#### [WORK TO COMPLETE]
Could you extract every entry below and reproduce it exactly?
** Begin EXTRACTED ENTRIES **
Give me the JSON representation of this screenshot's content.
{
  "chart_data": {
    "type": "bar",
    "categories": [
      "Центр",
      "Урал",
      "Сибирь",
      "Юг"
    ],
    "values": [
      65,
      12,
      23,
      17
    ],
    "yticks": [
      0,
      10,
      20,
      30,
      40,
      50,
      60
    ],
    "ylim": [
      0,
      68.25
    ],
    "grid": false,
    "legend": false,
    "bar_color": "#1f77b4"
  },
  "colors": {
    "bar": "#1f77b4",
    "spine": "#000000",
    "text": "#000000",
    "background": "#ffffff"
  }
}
** End EXTRACTED ENTRIES **
#### [WRITTEN SOLUTION]
Give me the JSON representation of this screenshot's content.
{
  "chart_data": {
    "type": "bar",
    "categories": [
      "Центр",
      "Урал",
      "Сибирь",
      "Юг"
    ],
    "values": [
      65,
      12,
      23,
      17
    ],
    "yticks": [
      0,
      10,
      20,
      30,
      40,
      50,
      60
    ],
    "ylim": [
      0,
      68.25
    ],
    "grid": false,
    "legend": false,
    "bar_color": "#1f77b4"
  },
  "colors": {
    "bar": "#1f77b4",
    "spine": "#000000",
    "text": "#000000",
    "background": "#ffffff"
  }
}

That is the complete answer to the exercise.